Goal: Write out the entries below once more, exactly, with the pictures left out.

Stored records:
══════════

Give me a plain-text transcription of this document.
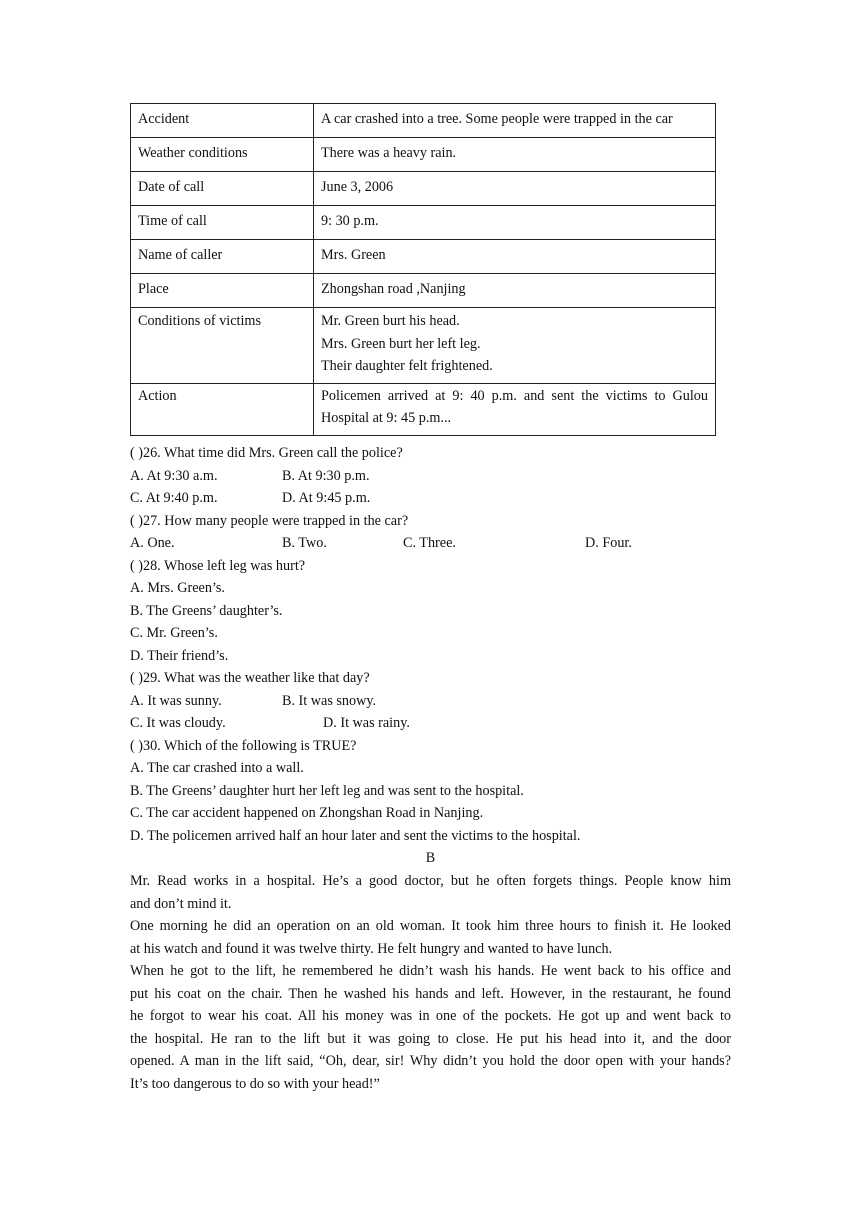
Accident	A car crashed into a tree. Some people were trapped in the car

Weather conditions	There was a heavy rain.

Date of call	June 3, 2006

Time of call	9: 30 p.m.

Name of caller	Mrs. Green

Place	Zhongshan road ,Nanjing

Conditions of victims	Mr. Green burt his head.
Mrs. Green burt her left leg.
Their daughter felt frightened.

Action	Policemen arrived at 9: 40 p.m. and sent the victims to Gulou
Hospital at 9: 45 p.m...
( )26. What time did Mrs. Green call the police?
A. At 9:30 a.m.	B. At 9:30 p.m.
C. At 9:40 p.m.	D. At 9:45 p.m.
( )27. How many people were trapped in the car?
A. One.	B. Two.	C. Three.	D. Four.
( )28. Whose left leg was hurt?
A. Mrs. Green’s.
B. The Greens’ daughter’s.
C. Mr. Green’s.
D. Their friend’s.
( )29. What was the weather like that day?
A. It was sunny.	B. It was snowy.
C. It was cloudy.	D. It was rainy.
( )30. Which of the following is TRUE?
A. The car crashed into a wall.
B. The Greens’ daughter hurt her left leg and was sent to the hospital.
C. The car accident happened on Zhongshan Road in Nanjing.
D. The policemen arrived half an hour later and sent the victims to the hospital.
B
Mr. Read works in a hospital. He’s a good doctor, but he often forgets things. People know him
and don’t mind it.
One morning he did an operation on an old woman. It took him three hours to finish it. He looked
at his watch and found it was twelve thirty. He felt hungry and wanted to have lunch.
When he got to the lift, he remembered he didn’t wash his hands. He went back to his office and
put his coat on the chair. Then he washed his hands and left. However, in the restaurant, he found
he forgot to wear his coat. All his money was in one of the pockets. He got up and went back to
the hospital. He ran to the lift but it was going to close. He put his head into it, and the door
opened. A man in the lift said, “Oh, dear, sir! Why didn’t you hold the door open with your hands?
It’s too dangerous to do so with your head!”
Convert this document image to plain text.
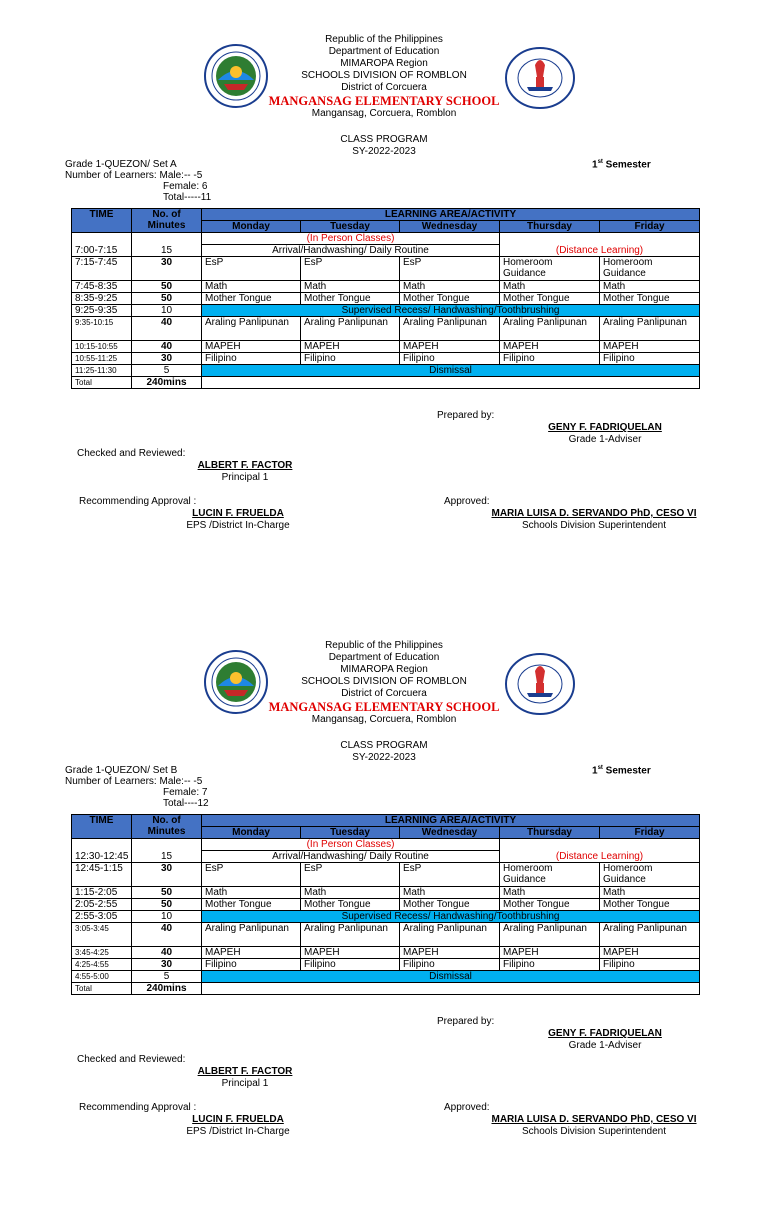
Republic of the Philippines
Department of Education
MIMAROPA Region
SCHOOLS DIVISION OF ROMBLON
District of Corcuera
MANGANSAG ELEMENTARY SCHOOL
Mangansag, Corcuera, Romblon
CLASS PROGRAM
SY-2022-2023
Grade 1-QUEZON/ Set A
Number of Learners: Male:-- -5
Female: 6
Total-----11
1st Semester
TIME	No. of Minutes	LEARNING AREA/ACTIVITY				
		Monday	Tuesday	Wednesday	Thursday	Friday
7:00-7:15	15	(In Person Classes)			(Distance Learning)	
		Arrival/Handwashing/ Daily Routine				
7:15-7:45	30	EsP	EsP	EsP	Homeroom Guidance	Homeroom Guidance
7:45-8:35	50	Math	Math	Math	Math	Math
8:35-9:25	50	Mother Tongue	Mother Tongue	Mother Tongue	Mother Tongue	Mother Tongue
9:25-9:35	10	Supervised Recess/ Handwashing/Toothbrushing				
9:35-10:15	40	Araling Panlipunan	Araling Panlipunan	Araling Panlipunan	Araling Panlipunan	Araling Panlipunan
10:15-10:55	40	MAPEH	MAPEH	MAPEH	MAPEH	MAPEH
10:55-11:25	30	Filipino	Filipino	Filipino	Filipino	Filipino
11:25-11:30	5	Dismissal				
Total	240mins					
Prepared by:
GENY F. FADRIQUELAN
Grade 1-Adviser
Checked and Reviewed:
ALBERT F. FACTOR
Principal 1
Recommending Approval :
LUCIN F. FRUELDA
EPS /District In-Charge
Approved:
MARIA LUISA D. SERVANDO PhD, CESO VI
Schools Division Superintendent
Republic of the Philippines
Department of Education
MIMAROPA Region
SCHOOLS DIVISION OF ROMBLON
District of Corcuera
MANGANSAG ELEMENTARY SCHOOL
Mangansag, Corcuera, Romblon
CLASS PROGRAM
SY-2022-2023
Grade 1-QUEZON/ Set B
Number of Learners: Male:-- -5
Female: 7
Total----12
1st Semester
TIME	No. of Minutes	LEARNING AREA/ACTIVITY				
		Monday	Tuesday	Wednesday	Thursday	Friday
12:30-12:45	15	(In Person Classes)			(Distance Learning)	
		Arrival/Handwashing/ Daily Routine				
12:45-1:15	30	EsP	EsP	EsP	Homeroom Guidance	Homeroom Guidance
1:15-2:05	50	Math	Math	Math	Math	Math
2:05-2:55	50	Mother Tongue	Mother Tongue	Mother Tongue	Mother Tongue	Mother Tongue
2:55-3:05	10	Supervised Recess/ Handwashing/Toothbrushing				
3:05-3:45	40	Araling Panlipunan	Araling Panlipunan	Araling Panlipunan	Araling Panlipunan	Araling Panlipunan
3:45-4:25	40	MAPEH	MAPEH	MAPEH	MAPEH	MAPEH
4:25-4:55	30	Filipino	Filipino	Filipino	Filipino	Filipino
4:55-5:00	5	Dismissal				
Total	240mins					
Prepared by:
GENY F. FADRIQUELAN
Grade 1-Adviser
Checked and Reviewed:
ALBERT F. FACTOR
Principal 1
Recommending Approval :
LUCIN F. FRUELDA
EPS /District In-Charge
Approved:
MARIA LUISA D. SERVANDO PhD, CESO VI
Schools Division Superintendent
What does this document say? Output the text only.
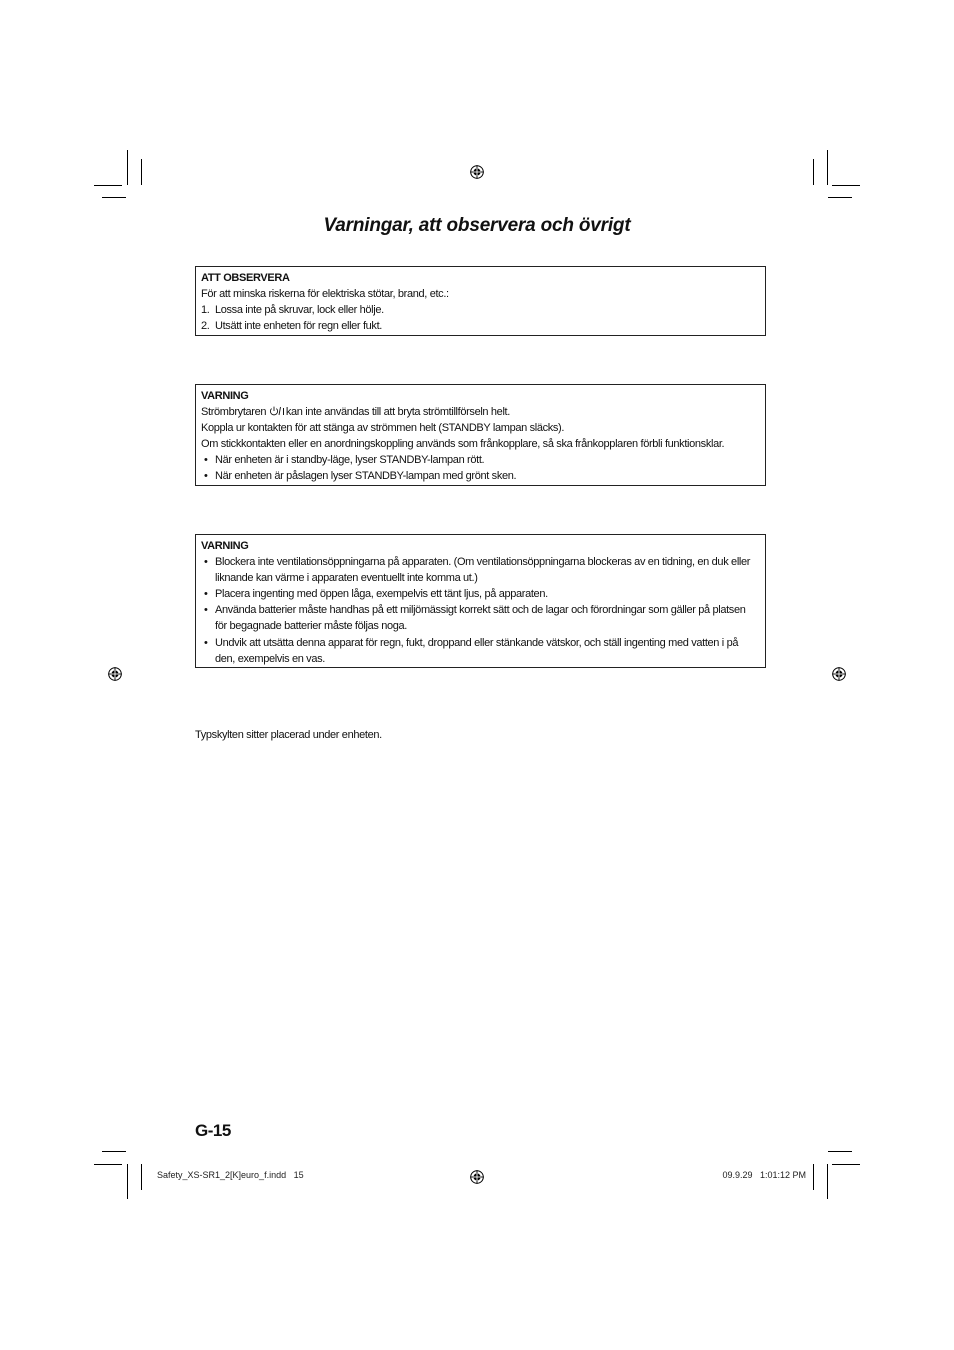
Varningar, att observera och övrigt

ATT OBSERVERA

För att minska riskerna för elektriska stötar, brand, etc.:

1. Lossa inte på skruvar, lock eller hölje.
2. Utsätt inte enheten för regn eller fukt.

VARNING

Strömbrytaren kan inte användas till att bryta strömtillförseln helt.

Koppla ur kontakten för att stänga av strömmen helt (STANDBY lampan släcks).

Om stickkontakten eller en anordningskoppling används som frånkopplare, så ska frånkopplaren förbli funktionsklar.

• När enheten är i standby-läge, lyser STANDBY-lampan rött.
• När enheten är påslagen lyser STANDBY-lampan med grönt sken.

VARNING

• Blockera inte ventilationsöppningarna på apparaten. (Om ventilationsöppningarna blockeras av en tidning, en duk eller liknande kan värme i apparaten eventuellt inte komma ut.)
• Placera ingenting med öppen låga, exempelvis ett tänt ljus, på apparaten.
• Använda batterier måste handhas på ett miljömässigt korrekt sätt och de lagar och förordningar som gäller på platsen för begagnade batterier måste följas noga.
• Undvik att utsätta denna apparat för regn, fukt, droppand eller stänkande vätskor, och ställ ingenting med vatten i på den, exempelvis en vas.
Typskylten sitter placerad under enheten.
G-15
Safety_XS-SR1_2[K]euro_f.indd   15	09.9.29   1:01:12 PM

══════════

The result:
Give me a plain-text transcription of this document.
Accident	A car crashed into a tree. Some people were trapped in the car

Weather conditions	There was a heavy rain.

Date of call	June 3, 2006

Time of call	9: 30 p.m.

Name of caller	Mrs. Green

Place	Zhongshan road ,Nanjing

Conditions of victims	Mr. Green burt his head.
Mrs. Green burt her left leg.
Their daughter felt frightened.

Action	Policemen arrived at 9: 40 p.m. and sent the victims to Gulou
Hospital at 9: 45 p.m...
( )26. What time did Mrs. Green call the police?
A. At 9:30 a.m.	B. At 9:30 p.m.
C. At 9:40 p.m.	D. At 9:45 p.m.
( )27. How many people were trapped in the car?
A. One.	B. Two.	C. Three.	D. Four.
( )28. Whose left leg was hurt?
A. Mrs. Green’s.
B. The Greens’ daughter’s.
C. Mr. Green’s.
D. Their friend’s.
( )29. What was the weather like that day?
A. It was sunny.	B. It was snowy.
C. It was cloudy.	D. It was rainy.
( )30. Which of the following is TRUE?
A. The car crashed into a wall.
B. The Greens’ daughter hurt her left leg and was sent to the hospital.
C. The car accident happened on Zhongshan Road in Nanjing.
D. The policemen arrived half an hour later and sent the victims to the hospital.
B
Mr. Read works in a hospital. He’s a good doctor, but he often forgets things. People know him
and don’t mind it.
One morning he did an operation on an old woman. It took him three hours to finish it. He looked
at his watch and found it was twelve thirty. He felt hungry and wanted to have lunch.
When he got to the lift, he remembered he didn’t wash his hands. He went back to his office and
put his coat on the chair. Then he washed his hands and left. However, in the restaurant, he found
he forgot to wear his coat. All his money was in one of the pockets. He got up and went back to
the hospital. He ran to the lift but it was going to close. He put his head into it, and the door
opened. A man in the lift said, “Oh, dear, sir! Why didn’t you hold the door open with your hands?
It’s too dangerous to do so with your head!”
Convert this document image to plain text.
Republic of the Philippines
Department of Education
MIMAROPA Region
SCHOOLS DIVISION OF ROMBLON
District of Corcuera
MANGANSAG ELEMENTARY SCHOOL
Mangansag, Corcuera, Romblon
CLASS PROGRAM
SY-2022-2023
Grade 1-QUEZON/ Set A
Number of Learners: Male:-- -5
Female: 6
Total-----11
1st Semester
TIME	No. of Minutes	LEARNING AREA/ACTIVITY				
		Monday	Tuesday	Wednesday	Thursday	Friday
7:00-7:15	15	(In Person Classes)			(Distance Learning)	
		Arrival/Handwashing/ Daily Routine				
7:15-7:45	30	EsP	EsP	EsP	Homeroom Guidance	Homeroom Guidance
7:45-8:35	50	Math	Math	Math	Math	Math
8:35-9:25	50	Mother Tongue	Mother Tongue	Mother Tongue	Mother Tongue	Mother Tongue
9:25-9:35	10	Supervised Recess/ Handwashing/Toothbrushing				
9:35-10:15	40	Araling Panlipunan	Araling Panlipunan	Araling Panlipunan	Araling Panlipunan	Araling Panlipunan
10:15-10:55	40	MAPEH	MAPEH	MAPEH	MAPEH	MAPEH
10:55-11:25	30	Filipino	Filipino	Filipino	Filipino	Filipino
11:25-11:30	5	Dismissal				
Total	240mins					
Prepared by:
GENY F. FADRIQUELAN
Grade 1-Adviser
Checked and Reviewed:
ALBERT F. FACTOR
Principal 1
Recommending Approval :
LUCIN F. FRUELDA
EPS /District In-Charge
Approved:
MARIA LUISA D. SERVANDO PhD, CESO VI
Schools Division Superintendent
Republic of the Philippines
Department of Education
MIMAROPA Region
SCHOOLS DIVISION OF ROMBLON
District of Corcuera
MANGANSAG ELEMENTARY SCHOOL
Mangansag, Corcuera, Romblon
CLASS PROGRAM
SY-2022-2023
Grade 1-QUEZON/ Set B
Number of Learners: Male:-- -5
Female: 7
Total----12
1st Semester
TIME	No. of Minutes	LEARNING AREA/ACTIVITY				
		Monday	Tuesday	Wednesday	Thursday	Friday
12:30-12:45	15	(In Person Classes)			(Distance Learning)	
		Arrival/Handwashing/ Daily Routine				
12:45-1:15	30	EsP	EsP	EsP	Homeroom Guidance	Homeroom Guidance
1:15-2:05	50	Math	Math	Math	Math	Math
2:05-2:55	50	Mother Tongue	Mother Tongue	Mother Tongue	Mother Tongue	Mother Tongue
2:55-3:05	10	Supervised Recess/ Handwashing/Toothbrushing				
3:05-3:45	40	Araling Panlipunan	Araling Panlipunan	Araling Panlipunan	Araling Panlipunan	Araling Panlipunan
3:45-4:25	40	MAPEH	MAPEH	MAPEH	MAPEH	MAPEH
4:25-4:55	30	Filipino	Filipino	Filipino	Filipino	Filipino
4:55-5:00	5	Dismissal				
Total	240mins					
Prepared by:
GENY F. FADRIQUELAN
Grade 1-Adviser
Checked and Reviewed:
ALBERT F. FACTOR
Principal 1
Recommending Approval :
LUCIN F. FRUELDA
EPS /District In-Charge
Approved:
MARIA LUISA D. SERVANDO PhD, CESO VI
Schools Division Superintendent
What does this document say? Output the text only.
Varningar, att observera och övrigt

ATT OBSERVERA

För att minska riskerna för elektriska stötar, brand, etc.:

1. Lossa inte på skruvar, lock eller hölje.
2. Utsätt inte enheten för regn eller fukt.

VARNING

Strömbrytaren kan inte användas till att bryta strömtillförseln helt.

Koppla ur kontakten för att stänga av strömmen helt (STANDBY lampan släcks).

Om stickkontakten eller en anordningskoppling används som frånkopplare, så ska frånkopplaren förbli funktionsklar.

• När enheten är i standby-läge, lyser STANDBY-lampan rött.
• När enheten är påslagen lyser STANDBY-lampan med grönt sken.

VARNING

• Blockera inte ventilationsöppningarna på apparaten. (Om ventilationsöppningarna blockeras av en tidning, en duk eller liknande kan värme i apparaten eventuellt inte komma ut.)
• Placera ingenting med öppen låga, exempelvis ett tänt ljus, på apparaten.
• Använda batterier måste handhas på ett miljömässigt korrekt sätt och de lagar och förordningar som gäller på platsen för begagnade batterier måste följas noga.
• Undvik att utsätta denna apparat för regn, fukt, droppand eller stänkande vätskor, och ställ ingenting med vatten i på den, exempelvis en vas.
Typskylten sitter placerad under enheten.
G-15
Safety_XS-SR1_2[K]euro_f.indd   15	09.9.29   1:01:12 PM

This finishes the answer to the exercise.